_Exercise details_. Copy out each line of the data that holds the word "support".

====== Given records

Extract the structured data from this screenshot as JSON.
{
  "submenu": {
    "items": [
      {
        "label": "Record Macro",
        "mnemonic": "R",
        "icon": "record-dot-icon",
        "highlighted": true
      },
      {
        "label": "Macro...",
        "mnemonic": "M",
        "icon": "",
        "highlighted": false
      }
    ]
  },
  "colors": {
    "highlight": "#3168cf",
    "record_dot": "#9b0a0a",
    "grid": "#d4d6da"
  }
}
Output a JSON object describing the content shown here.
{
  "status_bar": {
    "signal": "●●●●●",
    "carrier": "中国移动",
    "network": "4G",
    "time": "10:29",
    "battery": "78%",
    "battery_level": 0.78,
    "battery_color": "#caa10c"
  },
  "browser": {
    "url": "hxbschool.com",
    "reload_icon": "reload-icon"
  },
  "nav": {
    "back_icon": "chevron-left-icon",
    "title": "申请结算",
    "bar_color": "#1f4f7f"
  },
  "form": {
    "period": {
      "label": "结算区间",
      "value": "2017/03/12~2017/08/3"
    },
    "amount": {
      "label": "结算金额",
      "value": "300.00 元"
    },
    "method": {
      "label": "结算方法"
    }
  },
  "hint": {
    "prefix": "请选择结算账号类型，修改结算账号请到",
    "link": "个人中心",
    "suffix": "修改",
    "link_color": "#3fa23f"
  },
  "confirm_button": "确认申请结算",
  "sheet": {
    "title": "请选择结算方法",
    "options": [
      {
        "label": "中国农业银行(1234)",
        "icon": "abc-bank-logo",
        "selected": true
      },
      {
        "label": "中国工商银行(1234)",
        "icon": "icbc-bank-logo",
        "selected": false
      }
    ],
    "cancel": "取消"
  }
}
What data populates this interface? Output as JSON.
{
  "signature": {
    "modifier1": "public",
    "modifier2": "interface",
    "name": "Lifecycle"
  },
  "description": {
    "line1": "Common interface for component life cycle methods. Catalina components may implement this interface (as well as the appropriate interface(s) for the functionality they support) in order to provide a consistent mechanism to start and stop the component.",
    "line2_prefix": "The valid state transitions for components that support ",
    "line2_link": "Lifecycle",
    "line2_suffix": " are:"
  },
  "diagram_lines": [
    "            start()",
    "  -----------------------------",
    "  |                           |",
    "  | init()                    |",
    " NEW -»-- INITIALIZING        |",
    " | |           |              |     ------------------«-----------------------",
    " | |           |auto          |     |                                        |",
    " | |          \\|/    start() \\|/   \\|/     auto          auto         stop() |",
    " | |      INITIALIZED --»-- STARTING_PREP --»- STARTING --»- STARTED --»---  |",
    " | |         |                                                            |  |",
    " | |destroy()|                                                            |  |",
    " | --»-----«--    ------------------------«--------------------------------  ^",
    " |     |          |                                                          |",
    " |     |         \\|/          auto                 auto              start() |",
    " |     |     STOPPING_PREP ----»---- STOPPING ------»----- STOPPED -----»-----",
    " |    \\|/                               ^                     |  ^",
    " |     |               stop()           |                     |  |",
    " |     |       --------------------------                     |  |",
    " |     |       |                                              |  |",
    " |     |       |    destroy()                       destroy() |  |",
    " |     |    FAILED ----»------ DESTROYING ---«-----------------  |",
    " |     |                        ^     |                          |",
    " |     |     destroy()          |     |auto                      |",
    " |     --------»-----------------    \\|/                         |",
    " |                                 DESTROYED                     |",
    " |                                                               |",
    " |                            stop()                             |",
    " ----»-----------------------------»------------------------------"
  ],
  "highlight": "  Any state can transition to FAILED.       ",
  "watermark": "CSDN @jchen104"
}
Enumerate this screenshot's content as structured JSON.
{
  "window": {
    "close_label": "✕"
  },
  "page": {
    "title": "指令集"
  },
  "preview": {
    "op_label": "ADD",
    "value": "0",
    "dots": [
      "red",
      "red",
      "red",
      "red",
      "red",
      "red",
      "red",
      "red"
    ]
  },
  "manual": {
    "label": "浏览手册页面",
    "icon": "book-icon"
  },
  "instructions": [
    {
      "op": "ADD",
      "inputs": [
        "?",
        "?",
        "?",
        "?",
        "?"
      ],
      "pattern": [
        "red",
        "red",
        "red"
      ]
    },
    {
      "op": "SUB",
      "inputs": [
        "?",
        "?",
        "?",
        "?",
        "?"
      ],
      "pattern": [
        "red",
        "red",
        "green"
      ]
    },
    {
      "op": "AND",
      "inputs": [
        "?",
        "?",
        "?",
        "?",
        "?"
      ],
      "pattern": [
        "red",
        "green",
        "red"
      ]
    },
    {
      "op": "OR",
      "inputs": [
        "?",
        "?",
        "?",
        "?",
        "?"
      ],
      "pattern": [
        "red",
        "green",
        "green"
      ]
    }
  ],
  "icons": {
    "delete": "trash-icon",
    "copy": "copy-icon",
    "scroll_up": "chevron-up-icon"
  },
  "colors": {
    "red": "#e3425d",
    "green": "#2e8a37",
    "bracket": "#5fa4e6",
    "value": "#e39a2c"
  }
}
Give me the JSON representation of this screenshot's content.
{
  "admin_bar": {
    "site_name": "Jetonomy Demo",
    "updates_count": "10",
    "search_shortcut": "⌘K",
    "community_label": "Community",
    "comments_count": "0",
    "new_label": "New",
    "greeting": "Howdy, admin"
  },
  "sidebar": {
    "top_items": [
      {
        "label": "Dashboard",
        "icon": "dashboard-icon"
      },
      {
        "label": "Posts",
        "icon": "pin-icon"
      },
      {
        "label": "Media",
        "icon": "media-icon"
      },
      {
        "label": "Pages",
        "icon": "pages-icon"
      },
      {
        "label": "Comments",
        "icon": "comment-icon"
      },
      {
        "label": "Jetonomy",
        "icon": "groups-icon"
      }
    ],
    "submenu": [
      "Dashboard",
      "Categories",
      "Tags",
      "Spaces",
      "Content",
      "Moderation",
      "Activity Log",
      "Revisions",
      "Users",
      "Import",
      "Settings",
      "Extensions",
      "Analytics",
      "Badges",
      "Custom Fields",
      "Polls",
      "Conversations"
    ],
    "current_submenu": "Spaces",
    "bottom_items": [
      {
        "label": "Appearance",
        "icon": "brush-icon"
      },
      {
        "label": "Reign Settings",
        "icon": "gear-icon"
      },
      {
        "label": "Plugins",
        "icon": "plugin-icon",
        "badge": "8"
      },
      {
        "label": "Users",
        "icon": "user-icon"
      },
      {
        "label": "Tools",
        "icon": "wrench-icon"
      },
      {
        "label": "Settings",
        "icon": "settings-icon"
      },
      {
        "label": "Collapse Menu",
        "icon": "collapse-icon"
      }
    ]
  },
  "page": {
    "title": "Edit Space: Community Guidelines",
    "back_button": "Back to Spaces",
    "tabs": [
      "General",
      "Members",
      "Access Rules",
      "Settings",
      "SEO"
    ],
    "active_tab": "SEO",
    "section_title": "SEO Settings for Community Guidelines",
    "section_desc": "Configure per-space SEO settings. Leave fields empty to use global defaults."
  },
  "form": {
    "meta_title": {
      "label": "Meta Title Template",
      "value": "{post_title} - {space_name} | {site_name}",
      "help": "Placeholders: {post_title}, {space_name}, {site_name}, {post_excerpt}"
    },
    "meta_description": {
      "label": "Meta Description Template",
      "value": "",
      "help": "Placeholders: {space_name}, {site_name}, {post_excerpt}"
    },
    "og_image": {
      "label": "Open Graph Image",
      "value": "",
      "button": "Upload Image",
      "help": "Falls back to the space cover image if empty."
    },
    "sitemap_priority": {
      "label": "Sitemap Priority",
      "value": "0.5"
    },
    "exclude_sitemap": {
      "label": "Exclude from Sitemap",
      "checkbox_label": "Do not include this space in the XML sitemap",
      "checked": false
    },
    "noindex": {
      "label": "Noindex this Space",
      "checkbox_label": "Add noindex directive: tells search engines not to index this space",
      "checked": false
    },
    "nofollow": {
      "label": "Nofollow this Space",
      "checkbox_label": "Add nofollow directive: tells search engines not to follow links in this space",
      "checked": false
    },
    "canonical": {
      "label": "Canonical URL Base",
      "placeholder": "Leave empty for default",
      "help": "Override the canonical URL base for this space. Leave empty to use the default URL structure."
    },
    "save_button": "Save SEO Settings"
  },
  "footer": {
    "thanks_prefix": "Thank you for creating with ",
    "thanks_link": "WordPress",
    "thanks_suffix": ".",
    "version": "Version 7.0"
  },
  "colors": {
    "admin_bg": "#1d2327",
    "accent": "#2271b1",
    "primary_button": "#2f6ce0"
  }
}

============

_Written response_.
    "line1": "Common interface for component life cycle methods. Catalina components may implement this interface (as well as the appropriate interface(s) for the functionality they support) in order to provide a consistent mechanism to start and stop the component.",
    "line2_prefix": "The valid state transitions for components that support ",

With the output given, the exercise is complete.